What to work on: Using the records below, locate all lines containing "LEED" and return them.

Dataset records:
******************************

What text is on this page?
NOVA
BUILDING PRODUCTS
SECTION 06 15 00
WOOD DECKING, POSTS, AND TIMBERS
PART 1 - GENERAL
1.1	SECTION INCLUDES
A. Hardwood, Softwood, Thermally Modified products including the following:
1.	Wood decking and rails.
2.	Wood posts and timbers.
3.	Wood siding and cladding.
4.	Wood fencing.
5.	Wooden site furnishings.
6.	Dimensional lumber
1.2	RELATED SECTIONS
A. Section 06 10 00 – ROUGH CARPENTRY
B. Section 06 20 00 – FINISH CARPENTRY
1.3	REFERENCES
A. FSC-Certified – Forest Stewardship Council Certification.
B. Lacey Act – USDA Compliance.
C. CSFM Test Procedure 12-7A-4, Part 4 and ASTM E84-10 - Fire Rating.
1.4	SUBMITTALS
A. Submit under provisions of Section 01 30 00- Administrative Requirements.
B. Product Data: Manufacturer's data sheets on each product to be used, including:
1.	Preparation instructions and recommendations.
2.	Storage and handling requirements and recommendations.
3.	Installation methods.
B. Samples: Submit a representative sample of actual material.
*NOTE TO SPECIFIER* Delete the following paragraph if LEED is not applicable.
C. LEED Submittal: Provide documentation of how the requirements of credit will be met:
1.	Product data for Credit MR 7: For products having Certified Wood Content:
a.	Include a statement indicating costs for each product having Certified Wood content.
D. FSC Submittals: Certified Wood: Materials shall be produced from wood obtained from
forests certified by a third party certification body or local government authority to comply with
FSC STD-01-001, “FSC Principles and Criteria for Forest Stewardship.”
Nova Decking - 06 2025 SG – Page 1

******************************

Reply:
*NOTE TO SPECIFIER* Delete the following paragraph if LEED is not applicable.
C. LEED Submittal: Provide documentation of how the requirements of credit will be met:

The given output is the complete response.